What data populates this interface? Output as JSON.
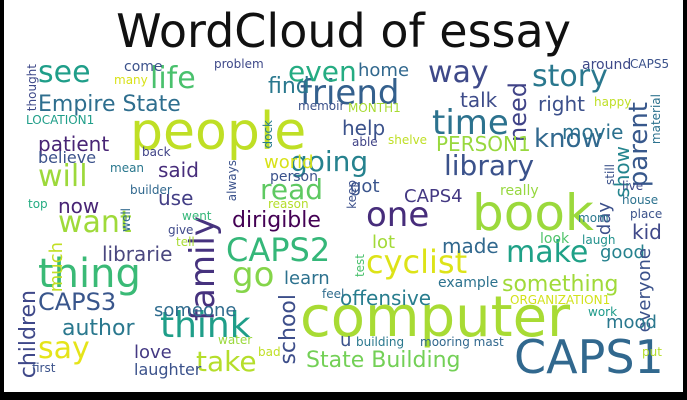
{
  "title": "WordCloud of essay",
  "words": [
    {
      "text": "people",
      "color": "#bfdf25"
    },
    {
      "text": "computer",
      "color": "#a8db34"
    },
    {
      "text": "book",
      "color": "#9bd93c"
    },
    {
      "text": "CAPS1",
      "color": "#31688e"
    },
    {
      "text": "family",
      "color": "#46327e"
    },
    {
      "text": "thing",
      "color": "#3aba76"
    },
    {
      "text": "think",
      "color": "#1f9e89"
    },
    {
      "text": "time",
      "color": "#2c728e"
    },
    {
      "text": "friend",
      "color": "#34608d"
    },
    {
      "text": "one",
      "color": "#472d7b"
    },
    {
      "text": "CAPS2",
      "color": "#35b779"
    },
    {
      "text": "go",
      "color": "#85d54a"
    },
    {
      "text": "going",
      "color": "#26828e"
    },
    {
      "text": "story",
      "color": "#2a788e"
    },
    {
      "text": "parent",
      "color": "#38588c"
    },
    {
      "text": "know",
      "color": "#31688e"
    },
    {
      "text": "library",
      "color": "#3b528b"
    },
    {
      "text": "cyclist",
      "color": "#dde318"
    },
    {
      "text": "make",
      "color": "#1fa187"
    },
    {
      "text": "read",
      "color": "#5ec962"
    },
    {
      "text": "way",
      "color": "#3e4989"
    },
    {
      "text": "want",
      "color": "#9fda3a"
    },
    {
      "text": "see",
      "color": "#1f9e89"
    },
    {
      "text": "life",
      "color": "#4ac16d"
    },
    {
      "text": "even",
      "color": "#25ac82"
    },
    {
      "text": "say",
      "color": "#e5e419"
    },
    {
      "text": "take",
      "color": "#b5de2b"
    },
    {
      "text": "will",
      "color": "#9dd93b"
    },
    {
      "text": "author",
      "color": "#2a788e"
    },
    {
      "text": "CAPS3",
      "color": "#39568c"
    },
    {
      "text": "Empire State",
      "color": "#2e6e8e"
    },
    {
      "text": "State Building",
      "color": "#73d056"
    },
    {
      "text": "dirigible",
      "color": "#440154"
    },
    {
      "text": "offensive",
      "color": "#287d8e"
    },
    {
      "text": "something",
      "color": "#a0da39"
    },
    {
      "text": "school",
      "color": "#3d4e8a"
    },
    {
      "text": "need",
      "color": "#404387"
    },
    {
      "text": "find",
      "color": "#2a788e"
    },
    {
      "text": "home",
      "color": "#31688e"
    },
    {
      "text": "talk",
      "color": "#3e4c8a"
    },
    {
      "text": "right",
      "color": "#3c508b"
    },
    {
      "text": "movie",
      "color": "#2c718e"
    },
    {
      "text": "show",
      "color": "#25858e"
    },
    {
      "text": "help",
      "color": "#3b528b"
    },
    {
      "text": "PERSON1",
      "color": "#98d83e"
    },
    {
      "text": "got",
      "color": "#3a548c"
    },
    {
      "text": "CAPS4",
      "color": "#443983"
    },
    {
      "text": "world",
      "color": "#d8e219"
    },
    {
      "text": "patient",
      "color": "#482475"
    },
    {
      "text": "believe",
      "color": "#3b528b"
    },
    {
      "text": "said",
      "color": "#472d7b"
    },
    {
      "text": "use",
      "color": "#433e85"
    },
    {
      "text": "now",
      "color": "#482475"
    },
    {
      "text": "librarie",
      "color": "#4a477f"
    },
    {
      "text": "children",
      "color": "#3f4889"
    },
    {
      "text": "much",
      "color": "#c2df23"
    },
    {
      "text": "someone",
      "color": "#2f6c8e"
    },
    {
      "text": "love",
      "color": "#443983"
    },
    {
      "text": "laughter",
      "color": "#3b528b"
    },
    {
      "text": "lot",
      "color": "#a2da37"
    },
    {
      "text": "made",
      "color": "#31688e"
    },
    {
      "text": "learn",
      "color": "#2c718e"
    },
    {
      "text": "kid",
      "color": "#3f4889"
    },
    {
      "text": "good",
      "color": "#26828e"
    },
    {
      "text": "everyone",
      "color": "#3b528b"
    },
    {
      "text": "mood",
      "color": "#2a788e"
    },
    {
      "text": "day",
      "color": "#3c508b"
    },
    {
      "text": "really",
      "color": "#97d83f"
    },
    {
      "text": "look",
      "color": "#50c46a"
    },
    {
      "text": "laugh",
      "color": "#21918c"
    },
    {
      "text": "example",
      "color": "#2c728e"
    },
    {
      "text": "mooring mast",
      "color": "#31688e"
    },
    {
      "text": "building",
      "color": "#2a788e"
    },
    {
      "text": "feel",
      "color": "#2f6c8e"
    },
    {
      "text": "u",
      "color": "#3b528b"
    },
    {
      "text": "work",
      "color": "#1e9b8a"
    },
    {
      "text": "ORGANIZATION1",
      "color": "#d2e21b"
    },
    {
      "text": "put",
      "color": "#b5de2b"
    },
    {
      "text": "bad",
      "color": "#c0df25"
    },
    {
      "text": "first",
      "color": "#3b528b"
    },
    {
      "text": "water",
      "color": "#9bd93c"
    },
    {
      "text": "tell",
      "color": "#a8db34"
    },
    {
      "text": "give",
      "color": "#3e4989"
    },
    {
      "text": "went",
      "color": "#35b779"
    },
    {
      "text": "well",
      "color": "#31688e"
    },
    {
      "text": "top",
      "color": "#25ac82"
    },
    {
      "text": "reason",
      "color": "#b5de2b"
    },
    {
      "text": "person",
      "color": "#3b528b"
    },
    {
      "text": "builder",
      "color": "#31688e"
    },
    {
      "text": "mean",
      "color": "#2a788e"
    },
    {
      "text": "back",
      "color": "#404387"
    },
    {
      "text": "always",
      "color": "#3b528b"
    },
    {
      "text": "keep",
      "color": "#3c508b"
    },
    {
      "text": "test",
      "color": "#4ac16d"
    },
    {
      "text": "shelve",
      "color": "#bfdf25"
    },
    {
      "text": "able",
      "color": "#404387"
    },
    {
      "text": "dock",
      "color": "#287d8e"
    },
    {
      "text": "memoir",
      "color": "#3b528b"
    },
    {
      "text": "MONTH1",
      "color": "#a8db34"
    },
    {
      "text": "problem",
      "color": "#3e4989"
    },
    {
      "text": "come",
      "color": "#3b528b"
    },
    {
      "text": "many",
      "color": "#d8e219"
    },
    {
      "text": "thought",
      "color": "#3e4989"
    },
    {
      "text": "LOCATION1",
      "color": "#1f9e89"
    },
    {
      "text": "still",
      "color": "#3b528b"
    },
    {
      "text": "live",
      "color": "#3e4989"
    },
    {
      "text": "house",
      "color": "#2c728e"
    },
    {
      "text": "place",
      "color": "#3b528b"
    },
    {
      "text": "mom",
      "color": "#2a788e"
    },
    {
      "text": "material",
      "color": "#2c728e"
    },
    {
      "text": "happy",
      "color": "#bfdf25"
    },
    {
      "text": "around",
      "color": "#3e4989"
    },
    {
      "text": "CAPS5",
      "color": "#3b528b"
    }
  ]
}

**Given request**
Do not include images; quote all of the entries above exactly.

**Response for this exercise**
What data populates this interface? Output as JSON.
{
  "title": "WordCloud of essay",
  "words": [
    {
      "text": "people",
      "color": "#bfdf25"
    },
    {
      "text": "computer",
      "color": "#a8db34"
    },
    {
      "text": "book",
      "color": "#9bd93c"
    },
    {
      "text": "CAPS1",
      "color": "#31688e"
    },
    {
      "text": "family",
      "color": "#46327e"
    },
    {
      "text": "thing",
      "color": "#3aba76"
    },
    {
      "text": "think",
      "color": "#1f9e89"
    },
    {
      "text": "time",
      "color": "#2c728e"
    },
    {
      "text": "friend",
      "color": "#34608d"
    },
    {
      "text": "one",
      "color": "#472d7b"
    },
    {
      "text": "CAPS2",
      "color": "#35b779"
    },
    {
      "text": "go",
      "color": "#85d54a"
    },
    {
      "text": "going",
      "color": "#26828e"
    },
    {
      "text": "story",
      "color": "#2a788e"
    },
    {
      "text": "parent",
      "color": "#38588c"
    },
    {
      "text": "know",
      "color": "#31688e"
    },
    {
      "text": "library",
      "color": "#3b528b"
    },
    {
      "text": "cyclist",
      "color": "#dde318"
    },
    {
      "text": "make",
      "color": "#1fa187"
    },
    {
      "text": "read",
      "color": "#5ec962"
    },
    {
      "text": "way",
      "color": "#3e4989"
    },
    {
      "text": "want",
      "color": "#9fda3a"
    },
    {
      "text": "see",
      "color": "#1f9e89"
    },
    {
      "text": "life",
      "color": "#4ac16d"
    },
    {
      "text": "even",
      "color": "#25ac82"
    },
    {
      "text": "say",
      "color": "#e5e419"
    },
    {
      "text": "take",
      "color": "#b5de2b"
    },
    {
      "text": "will",
      "color": "#9dd93b"
    },
    {
      "text": "author",
      "color": "#2a788e"
    },
    {
      "text": "CAPS3",
      "color": "#39568c"
    },
    {
      "text": "Empire State",
      "color": "#2e6e8e"
    },
    {
      "text": "State Building",
      "color": "#73d056"
    },
    {
      "text": "dirigible",
      "color": "#440154"
    },
    {
      "text": "offensive",
      "color": "#287d8e"
    },
    {
      "text": "something",
      "color": "#a0da39"
    },
    {
      "text": "school",
      "color": "#3d4e8a"
    },
    {
      "text": "need",
      "color": "#404387"
    },
    {
      "text": "find",
      "color": "#2a788e"
    },
    {
      "text": "home",
      "color": "#31688e"
    },
    {
      "text": "talk",
      "color": "#3e4c8a"
    },
    {
      "text": "right",
      "color": "#3c508b"
    },
    {
      "text": "movie",
      "color": "#2c718e"
    },
    {
      "text": "show",
      "color": "#25858e"
    },
    {
      "text": "help",
      "color": "#3b528b"
    },
    {
      "text": "PERSON1",
      "color": "#98d83e"
    },
    {
      "text": "got",
      "color": "#3a548c"
    },
    {
      "text": "CAPS4",
      "color": "#443983"
    },
    {
      "text": "world",
      "color": "#d8e219"
    },
    {
      "text": "patient",
      "color": "#482475"
    },
    {
      "text": "believe",
      "color": "#3b528b"
    },
    {
      "text": "said",
      "color": "#472d7b"
    },
    {
      "text": "use",
      "color": "#433e85"
    },
    {
      "text": "now",
      "color": "#482475"
    },
    {
      "text": "librarie",
      "color": "#4a477f"
    },
    {
      "text": "children",
      "color": "#3f4889"
    },
    {
      "text": "much",
      "color": "#c2df23"
    },
    {
      "text": "someone",
      "color": "#2f6c8e"
    },
    {
      "text": "love",
      "color": "#443983"
    },
    {
      "text": "laughter",
      "color": "#3b528b"
    },
    {
      "text": "lot",
      "color": "#a2da37"
    },
    {
      "text": "made",
      "color": "#31688e"
    },
    {
      "text": "learn",
      "color": "#2c718e"
    },
    {
      "text": "kid",
      "color": "#3f4889"
    },
    {
      "text": "good",
      "color": "#26828e"
    },
    {
      "text": "everyone",
      "color": "#3b528b"
    },
    {
      "text": "mood",
      "color": "#2a788e"
    },
    {
      "text": "day",
      "color": "#3c508b"
    },
    {
      "text": "really",
      "color": "#97d83f"
    },
    {
      "text": "look",
      "color": "#50c46a"
    },
    {
      "text": "laugh",
      "color": "#21918c"
    },
    {
      "text": "example",
      "color": "#2c728e"
    },
    {
      "text": "mooring mast",
      "color": "#31688e"
    },
    {
      "text": "building",
      "color": "#2a788e"
    },
    {
      "text": "feel",
      "color": "#2f6c8e"
    },
    {
      "text": "u",
      "color": "#3b528b"
    },
    {
      "text": "work",
      "color": "#1e9b8a"
    },
    {
      "text": "ORGANIZATION1",
      "color": "#d2e21b"
    },
    {
      "text": "put",
      "color": "#b5de2b"
    },
    {
      "text": "bad",
      "color": "#c0df25"
    },
    {
      "text": "first",
      "color": "#3b528b"
    },
    {
      "text": "water",
      "color": "#9bd93c"
    },
    {
      "text": "tell",
      "color": "#a8db34"
    },
    {
      "text": "give",
      "color": "#3e4989"
    },
    {
      "text": "went",
      "color": "#35b779"
    },
    {
      "text": "well",
      "color": "#31688e"
    },
    {
      "text": "top",
      "color": "#25ac82"
    },
    {
      "text": "reason",
      "color": "#b5de2b"
    },
    {
      "text": "person",
      "color": "#3b528b"
    },
    {
      "text": "builder",
      "color": "#31688e"
    },
    {
      "text": "mean",
      "color": "#2a788e"
    },
    {
      "text": "back",
      "color": "#404387"
    },
    {
      "text": "always",
      "color": "#3b528b"
    },
    {
      "text": "keep",
      "color": "#3c508b"
    },
    {
      "text": "test",
      "color": "#4ac16d"
    },
    {
      "text": "shelve",
      "color": "#bfdf25"
    },
    {
      "text": "able",
      "color": "#404387"
    },
    {
      "text": "dock",
      "color": "#287d8e"
    },
    {
      "text": "memoir",
      "color": "#3b528b"
    },
    {
      "text": "MONTH1",
      "color": "#a8db34"
    },
    {
      "text": "problem",
      "color": "#3e4989"
    },
    {
      "text": "come",
      "color": "#3b528b"
    },
    {
      "text": "many",
      "color": "#d8e219"
    },
    {
      "text": "thought",
      "color": "#3e4989"
    },
    {
      "text": "LOCATION1",
      "color": "#1f9e89"
    },
    {
      "text": "still",
      "color": "#3b528b"
    },
    {
      "text": "live",
      "color": "#3e4989"
    },
    {
      "text": "house",
      "color": "#2c728e"
    },
    {
      "text": "place",
      "color": "#3b528b"
    },
    {
      "text": "mom",
      "color": "#2a788e"
    },
    {
      "text": "material",
      "color": "#2c728e"
    },
    {
      "text": "happy",
      "color": "#bfdf25"
    },
    {
      "text": "around",
      "color": "#3e4989"
    },
    {
      "text": "CAPS5",
      "color": "#3b528b"
    }
  ]
}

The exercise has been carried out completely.